■ JOB A
In the court opinion excerpt, how many years of unsuspended Level V time did the Superior Court give Coleman for the firearm conviction?

■ PASSAGE TO READ
┌──

Before Coleman's trials, the State had filed a motion asking the court to sentence Coleman as a habitual offender under 11 Del. C. § 4214(d). The Superior Court granted the motion at Coleman's sentencing hearing. The court then sentenced Coleman to 29 years of unsuspended Level V time for the possession-of-a-firearm-by-a-person-prohibited conviction and a fine for the drug-possession misdemeanor.

II

In this appeal, Coleman raises a single issue: he contends that the Superior Court erred by denying his request for a "missing evidence" instruction thereby depriving him of his right to due process. Although Coleman did not tender a draft instruction to the trial court, his reference to Deberry and Lolly and his briefing in this Court indicate that the jury instruction he favored would have read as follows:

In this case the court has determined that the State failed to collect/preserve certain evidence which was material to the defense. The failure of the State to collect/preserve such evidence entitles the defendant to an inference that if such evidence were available at trial it would be exculpatory. This means that, for purposes of deciding this case, you are to assume that the missing evidence, had it been collected/preserved, would not have incriminated the defendant and would have tended to prove the defendant not guilty. The inference does not necessarily establish the defendant's innocence, however.

If there is other evidence presented which establishes the fact or resolves the issue to which the missing evidence was material, you must weigh that evidence along with the inference. Nevertheless, despite the inference concerning missing evidence, if you conclude after examining all the evidence that the State has proven beyond a reasonable doubt all elements of the offense(s) charged, you would be justified in returning a verdict of guilty.

Opening Br. at 28 (quoting Lolly , 611 A.2d at 962 n.6 ).

Based upon our de novo review of the court's ruling, we conclude that, because the evidence whose absence forms the basis of Coleman's argument was not physical evidence subject to production under Superior Court Criminal Rule 16 or Brady v. Maryland , the Superior Court's ruling was not erroneous. In short, the Lolly / Deberry framework is inapplicable to Coleman's "missing evidence" claim.

See Hendricks v. State , 871 A.2d 1118, 1123 (Del. 2005) (applying de novo review to the denial of a request to give a "missing evidence" instruction to the jury).

Brady v. Maryland , 373 U.S. 83, 83 S.Ct. 1194, 10 L.Ed.2d 215 (1963).

└──

■ JOB B
Pull out every line of the listing that contains the string "with".

■ RECORDS SHOWN
┌──

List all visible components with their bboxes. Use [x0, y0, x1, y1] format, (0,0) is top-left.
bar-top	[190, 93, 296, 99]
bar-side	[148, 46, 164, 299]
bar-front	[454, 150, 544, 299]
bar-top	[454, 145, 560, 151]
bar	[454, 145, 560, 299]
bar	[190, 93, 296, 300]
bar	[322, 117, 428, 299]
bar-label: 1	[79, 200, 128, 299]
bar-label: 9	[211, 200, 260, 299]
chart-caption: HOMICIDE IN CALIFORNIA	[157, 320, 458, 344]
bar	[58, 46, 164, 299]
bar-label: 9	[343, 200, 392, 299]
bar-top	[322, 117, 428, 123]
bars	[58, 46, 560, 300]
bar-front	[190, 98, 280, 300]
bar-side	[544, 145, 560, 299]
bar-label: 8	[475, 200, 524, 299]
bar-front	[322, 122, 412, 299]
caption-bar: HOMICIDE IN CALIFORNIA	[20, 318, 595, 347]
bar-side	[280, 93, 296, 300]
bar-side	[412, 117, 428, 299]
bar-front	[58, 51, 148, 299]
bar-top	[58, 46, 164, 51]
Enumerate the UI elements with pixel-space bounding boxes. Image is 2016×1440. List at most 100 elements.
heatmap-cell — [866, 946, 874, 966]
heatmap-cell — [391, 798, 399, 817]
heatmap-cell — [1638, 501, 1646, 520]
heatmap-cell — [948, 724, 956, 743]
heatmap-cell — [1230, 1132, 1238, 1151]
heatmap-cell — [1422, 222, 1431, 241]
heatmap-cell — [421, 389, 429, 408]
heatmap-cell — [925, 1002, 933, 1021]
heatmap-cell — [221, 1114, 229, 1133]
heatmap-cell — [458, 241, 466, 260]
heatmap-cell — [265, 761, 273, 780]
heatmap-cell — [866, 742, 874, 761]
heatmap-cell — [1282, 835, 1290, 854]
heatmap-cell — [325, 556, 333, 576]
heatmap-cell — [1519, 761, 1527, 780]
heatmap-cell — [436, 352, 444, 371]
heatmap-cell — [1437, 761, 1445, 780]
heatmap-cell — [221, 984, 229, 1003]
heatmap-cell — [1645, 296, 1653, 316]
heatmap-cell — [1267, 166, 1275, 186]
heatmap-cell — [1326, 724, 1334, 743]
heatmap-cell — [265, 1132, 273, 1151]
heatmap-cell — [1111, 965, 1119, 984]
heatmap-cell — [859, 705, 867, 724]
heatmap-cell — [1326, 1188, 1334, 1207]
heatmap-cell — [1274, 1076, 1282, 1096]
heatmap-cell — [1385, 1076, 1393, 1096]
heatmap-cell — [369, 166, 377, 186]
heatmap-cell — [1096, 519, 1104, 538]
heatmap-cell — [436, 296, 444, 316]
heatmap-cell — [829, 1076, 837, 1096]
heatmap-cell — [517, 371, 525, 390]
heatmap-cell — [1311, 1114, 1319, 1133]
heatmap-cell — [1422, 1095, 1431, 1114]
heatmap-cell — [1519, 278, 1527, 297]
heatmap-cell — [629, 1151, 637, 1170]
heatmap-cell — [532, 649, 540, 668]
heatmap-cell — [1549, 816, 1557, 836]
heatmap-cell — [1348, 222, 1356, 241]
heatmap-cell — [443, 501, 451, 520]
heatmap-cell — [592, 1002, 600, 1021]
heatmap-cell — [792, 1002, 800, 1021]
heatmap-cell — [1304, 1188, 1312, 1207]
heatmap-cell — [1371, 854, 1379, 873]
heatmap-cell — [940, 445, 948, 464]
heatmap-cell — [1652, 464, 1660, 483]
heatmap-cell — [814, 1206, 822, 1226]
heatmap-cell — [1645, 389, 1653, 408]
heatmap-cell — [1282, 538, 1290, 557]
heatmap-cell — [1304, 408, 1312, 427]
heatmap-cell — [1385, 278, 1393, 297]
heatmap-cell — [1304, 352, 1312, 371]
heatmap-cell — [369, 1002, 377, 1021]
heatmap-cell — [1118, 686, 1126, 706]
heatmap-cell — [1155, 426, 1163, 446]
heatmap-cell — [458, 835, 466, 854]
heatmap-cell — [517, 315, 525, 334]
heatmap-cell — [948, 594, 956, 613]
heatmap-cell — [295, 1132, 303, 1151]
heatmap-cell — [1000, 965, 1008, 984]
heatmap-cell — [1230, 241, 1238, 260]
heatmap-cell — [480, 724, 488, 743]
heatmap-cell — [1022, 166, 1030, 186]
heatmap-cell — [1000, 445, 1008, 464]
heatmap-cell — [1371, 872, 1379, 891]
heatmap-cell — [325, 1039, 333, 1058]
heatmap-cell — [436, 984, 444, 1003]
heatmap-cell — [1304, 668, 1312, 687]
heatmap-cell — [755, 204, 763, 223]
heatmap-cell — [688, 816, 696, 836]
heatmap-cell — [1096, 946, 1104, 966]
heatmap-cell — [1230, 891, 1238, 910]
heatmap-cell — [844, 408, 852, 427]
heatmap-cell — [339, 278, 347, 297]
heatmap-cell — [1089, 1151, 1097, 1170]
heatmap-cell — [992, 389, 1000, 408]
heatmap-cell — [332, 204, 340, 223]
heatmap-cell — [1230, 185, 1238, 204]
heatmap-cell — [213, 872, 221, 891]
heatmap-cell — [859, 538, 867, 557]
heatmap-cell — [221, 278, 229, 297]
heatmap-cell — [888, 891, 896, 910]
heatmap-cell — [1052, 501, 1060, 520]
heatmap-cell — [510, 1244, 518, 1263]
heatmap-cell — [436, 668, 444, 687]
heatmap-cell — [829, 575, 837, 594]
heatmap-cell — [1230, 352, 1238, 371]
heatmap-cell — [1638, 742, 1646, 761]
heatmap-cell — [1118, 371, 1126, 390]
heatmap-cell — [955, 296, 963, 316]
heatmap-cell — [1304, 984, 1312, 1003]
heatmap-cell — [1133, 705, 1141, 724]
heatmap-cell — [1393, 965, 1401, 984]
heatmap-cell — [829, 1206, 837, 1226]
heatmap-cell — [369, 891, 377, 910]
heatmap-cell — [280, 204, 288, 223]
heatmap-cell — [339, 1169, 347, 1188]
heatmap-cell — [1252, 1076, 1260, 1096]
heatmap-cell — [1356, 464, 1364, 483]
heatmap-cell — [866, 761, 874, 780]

└──

■ COMPLETE ANSWER A
29 years

■ COMPLETE ANSWER B
List all visible components with their bboxes. Use [x0, y0, x1, y1] format, (0,0) is top-left.
Enumerate the UI elements with pixel-space bounding boxes. Image is 2016×1440. List at most 100 elements.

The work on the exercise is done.